Work required — Repeat each line exactly as it is written.

Dataset records —
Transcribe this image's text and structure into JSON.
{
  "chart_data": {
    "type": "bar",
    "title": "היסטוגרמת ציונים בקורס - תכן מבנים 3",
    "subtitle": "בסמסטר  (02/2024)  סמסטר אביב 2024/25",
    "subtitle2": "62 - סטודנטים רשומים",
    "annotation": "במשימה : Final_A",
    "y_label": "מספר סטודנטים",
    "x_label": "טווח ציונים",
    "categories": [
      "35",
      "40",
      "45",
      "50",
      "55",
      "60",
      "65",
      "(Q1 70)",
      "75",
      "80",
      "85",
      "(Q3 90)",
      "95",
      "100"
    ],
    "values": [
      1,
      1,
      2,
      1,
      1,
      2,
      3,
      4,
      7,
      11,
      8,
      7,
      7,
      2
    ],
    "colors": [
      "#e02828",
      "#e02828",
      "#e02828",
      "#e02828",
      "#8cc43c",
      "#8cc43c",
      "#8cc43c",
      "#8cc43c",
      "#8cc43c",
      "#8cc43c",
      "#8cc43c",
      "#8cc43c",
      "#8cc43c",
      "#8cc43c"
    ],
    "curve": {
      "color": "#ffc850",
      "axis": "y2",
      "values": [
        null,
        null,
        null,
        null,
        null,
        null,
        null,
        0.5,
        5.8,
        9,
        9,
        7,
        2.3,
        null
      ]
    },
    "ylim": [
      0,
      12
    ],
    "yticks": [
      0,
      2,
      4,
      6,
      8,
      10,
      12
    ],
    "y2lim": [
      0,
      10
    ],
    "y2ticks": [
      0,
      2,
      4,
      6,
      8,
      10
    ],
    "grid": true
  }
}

The solution —
Transcribe this image's text and structure into JSON.
{
  "chart_data": {
    "type": "bar",
    "title": "היסטוגרמת ציונים בקורס - תכן מבנים 3",
    "subtitle": "בסמסטר  (02/2024)  סמסטר אביב 2024/25",
    "subtitle2": "62 - סטודנטים רשומים",
    "annotation": "במשימה : Final_A",
    "y_label": "מספר סטודנטים",
    "x_label": "טווח ציונים",
    "categories": [
      "35",
      "40",
      "45",
      "50",
      "55",
      "60",
      "65",
      "(Q1 70)",
      "75",
      "80",
      "85",
      "(Q3 90)",
      "95",
      "100"
    ],
    "values": [
      1,
      1,
      2,
      1,
      1,
      2,
      3,
      4,
      7,
      11,
      8,
      7,
      7,
      2
    ],
    "colors": [
      "#e02828",
      "#e02828",
      "#e02828",
      "#e02828",
      "#8cc43c",
      "#8cc43c",
      "#8cc43c",
      "#8cc43c",
      "#8cc43c",
      "#8cc43c",
      "#8cc43c",
      "#8cc43c",
      "#8cc43c",
      "#8cc43c"
    ],
    "curve": {
      "color": "#ffc850",
      "axis": "y2",
      "values": [
        null,
        null,
        null,
        null,
        null,
        null,
        null,
        0.5,
        5.8,
        9,
        9,
        7,
        2.3,
        null
      ]
    },
    "ylim": [
      0,
      12
    ],
    "yticks": [
      0,
      2,
      4,
      6,
      8,
      10,
      12
    ],
    "y2lim": [
      0,
      10
    ],
    "y2ticks": [
      0,
      2,
      4,
      6,
      8,
      10
    ],
    "grid": true
  }
}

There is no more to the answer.